Extracted records

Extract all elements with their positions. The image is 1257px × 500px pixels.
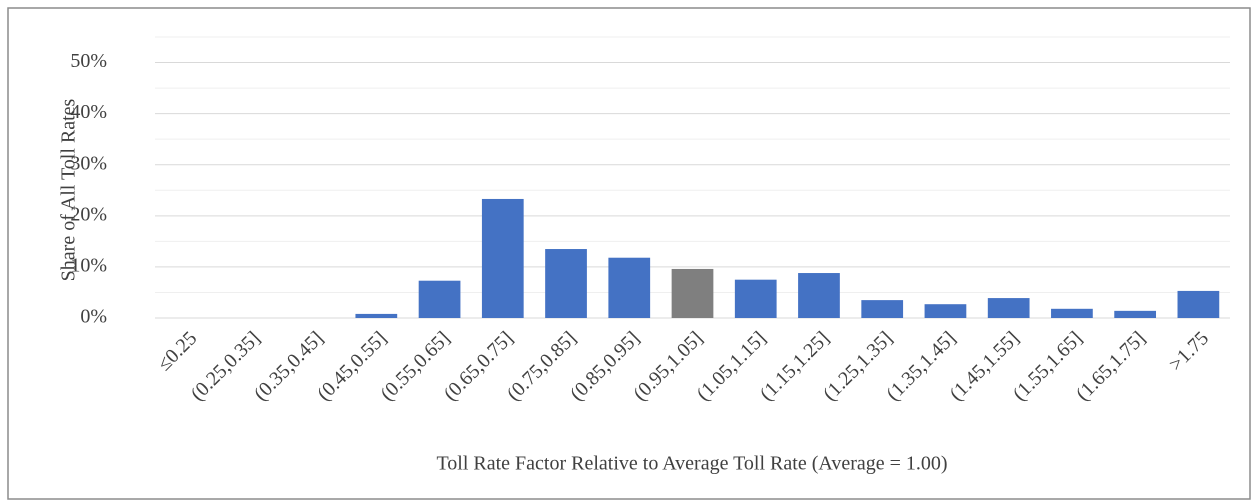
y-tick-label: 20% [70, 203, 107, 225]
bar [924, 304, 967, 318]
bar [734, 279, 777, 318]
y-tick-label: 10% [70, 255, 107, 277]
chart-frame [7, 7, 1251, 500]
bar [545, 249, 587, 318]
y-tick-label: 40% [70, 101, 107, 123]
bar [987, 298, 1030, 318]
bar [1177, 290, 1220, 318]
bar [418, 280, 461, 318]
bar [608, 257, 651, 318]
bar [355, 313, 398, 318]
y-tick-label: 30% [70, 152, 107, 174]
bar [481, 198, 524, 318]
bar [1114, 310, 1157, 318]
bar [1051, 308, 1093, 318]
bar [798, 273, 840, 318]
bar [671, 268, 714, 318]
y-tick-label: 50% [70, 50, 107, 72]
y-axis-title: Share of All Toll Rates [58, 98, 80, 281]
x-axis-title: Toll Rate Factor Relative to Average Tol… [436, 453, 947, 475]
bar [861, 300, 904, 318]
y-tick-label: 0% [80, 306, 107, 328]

Exercise description: Locate every line in the records above that contains the string "Toll", matching case, and copy each of those lines.

Written answer:
y-axis-title: Share of All Toll Rates [58, 98, 80, 281]
x-axis-title: Toll Rate Factor Relative to Average Tol… [436, 453, 947, 475]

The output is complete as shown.